- _Entries_

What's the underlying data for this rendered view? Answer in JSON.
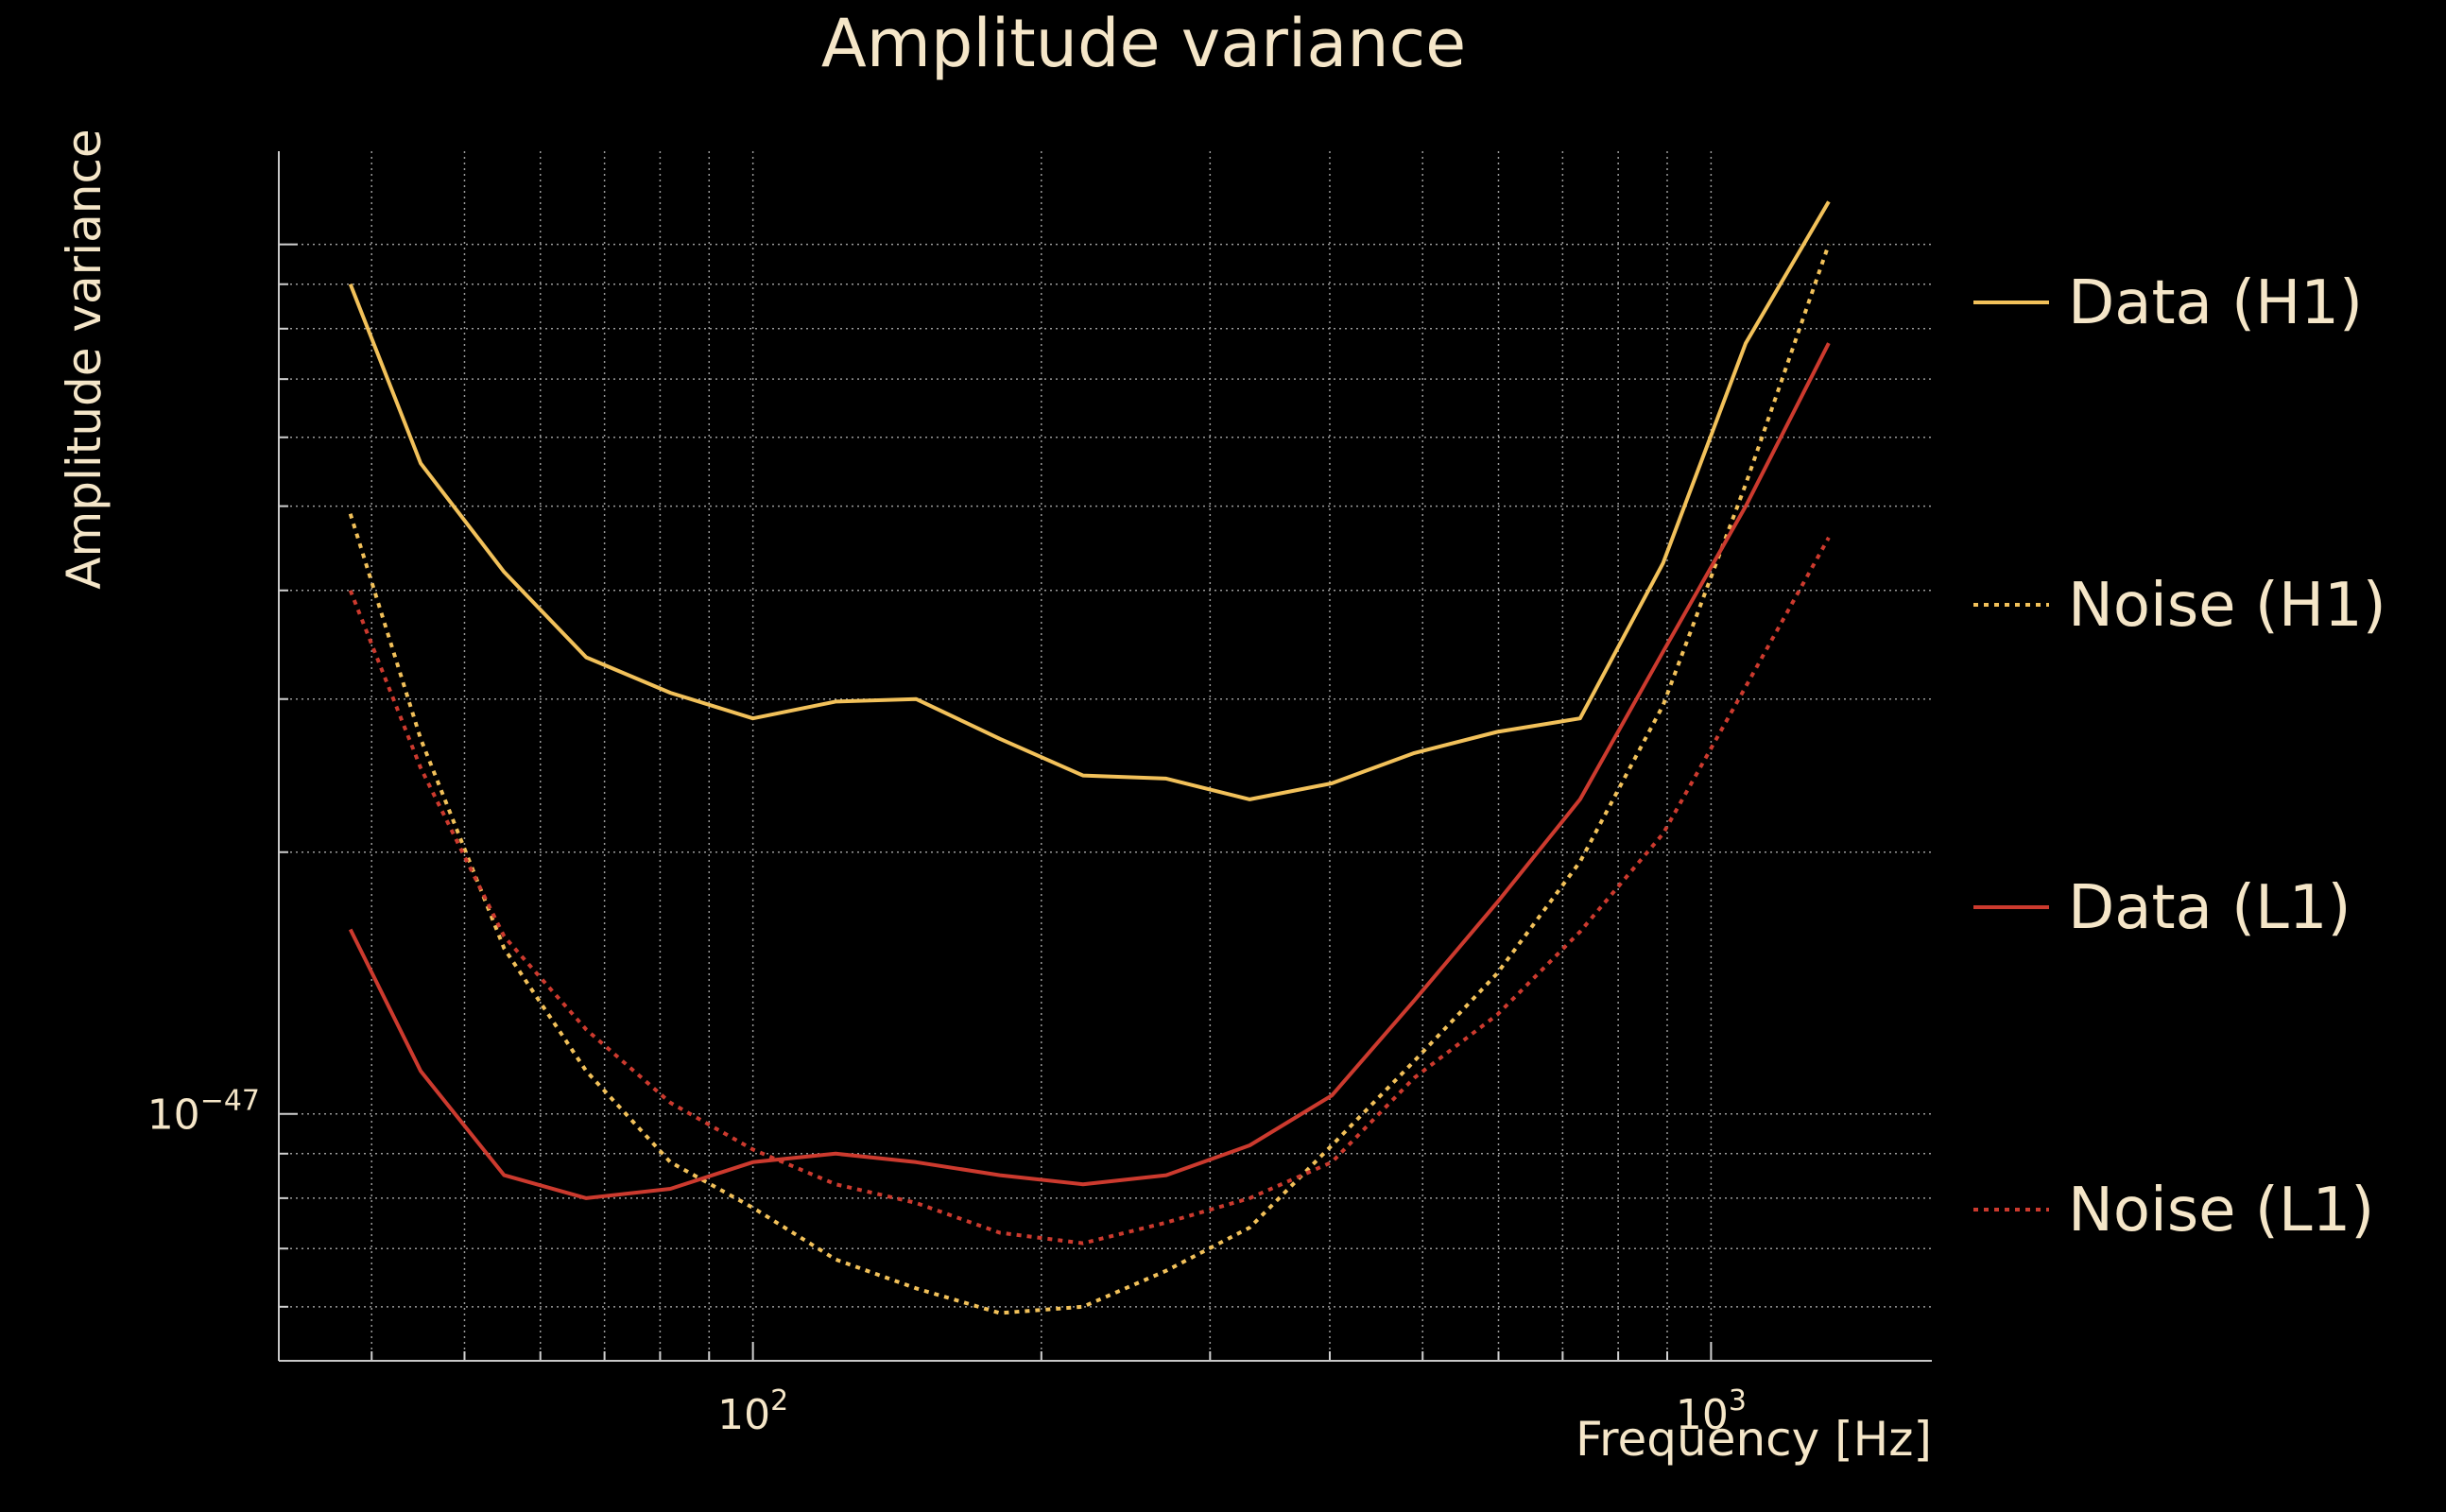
{
  "chart_data": {
    "type": "line",
    "title": "Amplitude variance",
    "xlabel": "Frequency [Hz]",
    "ylabel": "Amplitude variance",
    "xscale": "log",
    "yscale": "log",
    "xlim": [
      32,
      1700
    ],
    "ylim": [
      5.2e-48,
      1.28e-46
    ],
    "grid": true,
    "legend_placement": "right",
    "x_ticks": [
      {
        "value": 100,
        "base": "10",
        "exp": "2"
      },
      {
        "value": 1000,
        "base": "10",
        "exp": "3"
      }
    ],
    "y_ticks": [
      {
        "value": 1e-47,
        "base": "10",
        "exp": "−47"
      }
    ],
    "x": [
      38,
      45,
      55,
      67,
      82,
      100,
      122,
      148,
      181,
      221,
      270,
      330,
      402,
      490,
      598,
      730,
      891,
      1087,
      1327
    ],
    "series": [
      {
        "name": "Data (H1)",
        "color": "#f2c15a",
        "dash": "solid",
        "values": [
          9e-47,
          5.6e-47,
          4.2e-47,
          3.35e-47,
          3.05e-47,
          2.85e-47,
          2.98e-47,
          3e-47,
          2.7e-47,
          2.45e-47,
          2.43e-47,
          2.3e-47,
          2.4e-47,
          2.6e-47,
          2.75e-47,
          2.85e-47,
          4.3e-47,
          7.7e-47,
          1.12e-46
        ]
      },
      {
        "name": "Noise (H1)",
        "color": "#f2c15a",
        "dash": "dotted",
        "values": [
          4.9e-47,
          2.7e-47,
          1.55e-47,
          1.12e-47,
          8.8e-48,
          7.8e-48,
          6.8e-48,
          6.3e-48,
          5.9e-48,
          6e-48,
          6.6e-48,
          7.4e-48,
          9.2e-48,
          1.15e-47,
          1.45e-47,
          1.95e-47,
          2.95e-47,
          5.3e-47,
          1e-46
        ]
      },
      {
        "name": "Data (L1)",
        "color": "#cc3a2e",
        "dash": "solid",
        "values": [
          1.63e-47,
          1.12e-47,
          8.5e-48,
          8e-48,
          8.2e-48,
          8.8e-48,
          9e-48,
          8.8e-48,
          8.5e-48,
          8.3e-48,
          8.5e-48,
          9.2e-48,
          1.05e-47,
          1.35e-47,
          1.75e-47,
          2.3e-47,
          3.4e-47,
          5e-47,
          7.7e-47
        ]
      },
      {
        "name": "Noise (L1)",
        "color": "#cc3a2e",
        "dash": "dotted",
        "values": [
          4e-47,
          2.5e-47,
          1.6e-47,
          1.25e-47,
          1.03e-47,
          9.1e-48,
          8.3e-48,
          7.9e-48,
          7.3e-48,
          7.1e-48,
          7.5e-48,
          8e-48,
          8.8e-48,
          1.1e-47,
          1.3e-47,
          1.62e-47,
          2.1e-47,
          3.1e-47,
          4.6e-47
        ]
      }
    ]
  }
}
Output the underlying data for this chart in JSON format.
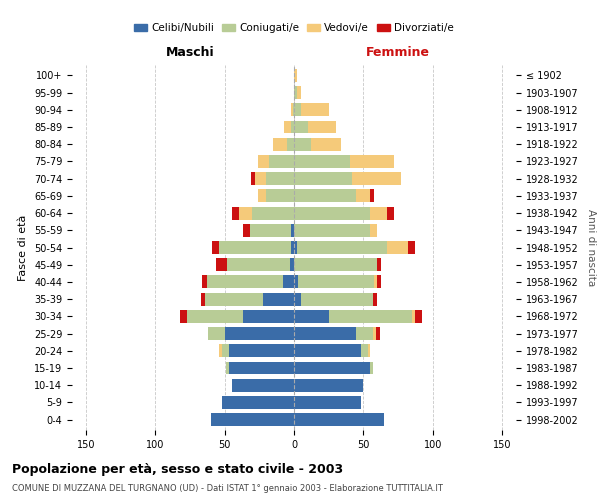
{
  "age_groups": [
    "0-4",
    "5-9",
    "10-14",
    "15-19",
    "20-24",
    "25-29",
    "30-34",
    "35-39",
    "40-44",
    "45-49",
    "50-54",
    "55-59",
    "60-64",
    "65-69",
    "70-74",
    "75-79",
    "80-84",
    "85-89",
    "90-94",
    "95-99",
    "100+"
  ],
  "birth_years": [
    "1998-2002",
    "1993-1997",
    "1988-1992",
    "1983-1987",
    "1978-1982",
    "1973-1977",
    "1968-1972",
    "1963-1967",
    "1958-1962",
    "1953-1957",
    "1948-1952",
    "1943-1947",
    "1938-1942",
    "1933-1937",
    "1928-1932",
    "1923-1927",
    "1918-1922",
    "1913-1917",
    "1908-1912",
    "1903-1907",
    "≤ 1902"
  ],
  "colors": {
    "celibi": "#3a6ca8",
    "coniugati": "#b8cc96",
    "vedovi": "#f5ca7a",
    "divorziati": "#cc1111"
  },
  "males": {
    "celibi": [
      60,
      52,
      45,
      47,
      47,
      50,
      37,
      22,
      8,
      3,
      2,
      2,
      0,
      0,
      0,
      0,
      0,
      0,
      0,
      0,
      0
    ],
    "coniugati": [
      0,
      0,
      0,
      2,
      5,
      12,
      40,
      42,
      55,
      45,
      52,
      30,
      30,
      20,
      20,
      18,
      5,
      2,
      1,
      0,
      0
    ],
    "vedovi": [
      0,
      0,
      0,
      0,
      2,
      0,
      0,
      0,
      0,
      0,
      0,
      0,
      10,
      6,
      8,
      8,
      10,
      5,
      1,
      0,
      0
    ],
    "divorziati": [
      0,
      0,
      0,
      0,
      0,
      0,
      5,
      3,
      3,
      8,
      5,
      5,
      5,
      0,
      3,
      0,
      0,
      0,
      0,
      0,
      0
    ]
  },
  "females": {
    "celibi": [
      65,
      48,
      50,
      55,
      48,
      45,
      25,
      5,
      3,
      0,
      2,
      0,
      0,
      0,
      0,
      0,
      0,
      0,
      0,
      0,
      0
    ],
    "coniugati": [
      0,
      0,
      0,
      2,
      5,
      12,
      60,
      52,
      55,
      60,
      65,
      55,
      55,
      45,
      42,
      40,
      12,
      10,
      5,
      2,
      0
    ],
    "vedovi": [
      0,
      0,
      0,
      0,
      2,
      2,
      2,
      0,
      2,
      0,
      15,
      5,
      12,
      10,
      35,
      32,
      22,
      20,
      20,
      3,
      2
    ],
    "divorziati": [
      0,
      0,
      0,
      0,
      0,
      3,
      5,
      3,
      3,
      3,
      5,
      0,
      5,
      3,
      0,
      0,
      0,
      0,
      0,
      0,
      0
    ]
  },
  "xlim": 160,
  "title": "Popolazione per età, sesso e stato civile - 2003",
  "subtitle": "COMUNE DI MUZZANA DEL TURGNANO (UD) - Dati ISTAT 1° gennaio 2003 - Elaborazione TUTTITALIA.IT",
  "ylabel": "Fasce di età",
  "ylabel_right": "Anni di nascita",
  "legend_labels": [
    "Celibi/Nubili",
    "Coniugati/e",
    "Vedovi/e",
    "Divorziati/e"
  ],
  "maschi_label": "Maschi",
  "femmine_label": "Femmine",
  "bg_color": "#ffffff",
  "grid_color": "#c8c8c8",
  "bar_height": 0.75
}
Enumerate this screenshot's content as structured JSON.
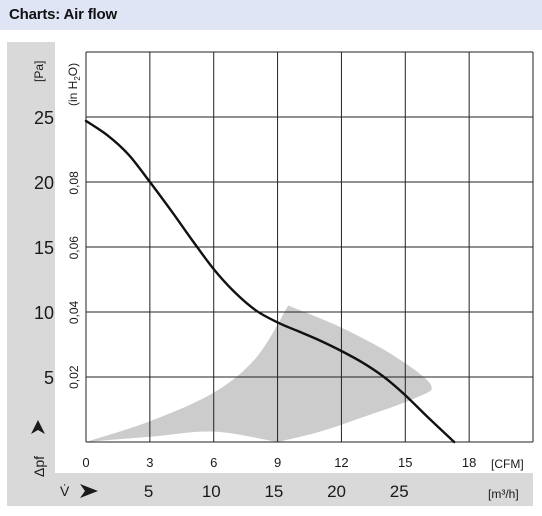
{
  "header": {
    "title": "Charts: Air flow"
  },
  "chart_data": {
    "type": "line",
    "title": "Charts: Air flow",
    "y_axis_pa": {
      "unit": "[Pa]",
      "range": [
        0,
        30
      ],
      "ticks": [
        5,
        10,
        15,
        20,
        25
      ]
    },
    "y_axis_inh2o": {
      "unit": "(in H2O)",
      "ticks": [
        "0,02",
        "0,04",
        "0,06",
        "0,08"
      ],
      "tick_values": [
        0.02,
        0.04,
        0.06,
        0.08
      ]
    },
    "y_label": "Δpf",
    "x_axis_cfm": {
      "unit": "[CFM]",
      "range": [
        0,
        21
      ],
      "ticks": [
        0,
        3,
        6,
        9,
        12,
        15,
        18
      ]
    },
    "x_axis_m3h": {
      "unit": "[m³/h]",
      "ticks": [
        5,
        10,
        15,
        20,
        25
      ]
    },
    "x_label": "V̇",
    "grid": true,
    "series": [
      {
        "x": [
          0,
          1,
          2,
          3,
          4,
          5,
          6,
          7,
          8,
          9,
          10,
          11,
          12,
          13,
          14,
          15,
          16,
          17.3
        ],
        "y": [
          24.7,
          23.6,
          22.1,
          20.0,
          17.8,
          15.5,
          13.3,
          11.5,
          10.1,
          9.2,
          8.5,
          7.8,
          7.0,
          6.1,
          5.0,
          3.6,
          2.0,
          0
        ]
      }
    ],
    "operating_range_region": {
      "upper": {
        "x": [
          0,
          3,
          6,
          8,
          9.5
        ],
        "y": [
          0,
          1.6,
          3.8,
          6.5,
          10.5
        ]
      },
      "lower": {
        "x": [
          0,
          3,
          6,
          9
        ],
        "y": [
          0,
          0.4,
          0.8,
          0
        ]
      },
      "outer": {
        "x": [
          9.5,
          12,
          14.5,
          16.2,
          15.5,
          13,
          11,
          9
        ],
        "y": [
          10.5,
          8.8,
          6.6,
          4.4,
          3.4,
          1.9,
          0.8,
          0
        ]
      }
    }
  },
  "colors": {
    "curve": "#111111",
    "region": "#cccccc",
    "grid": "#222222",
    "panel": "#d9d9d9",
    "header": "#dfe5f5"
  }
}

- _Stated task_
From the listing above, copy out each line where the word "JSON" appears.

- _Task result_
What's the underlying data for this rendered view? Answer in JSON.
Output the underlying data for this chart in JSON format.
Enumerate this screenshot's content as structured JSON.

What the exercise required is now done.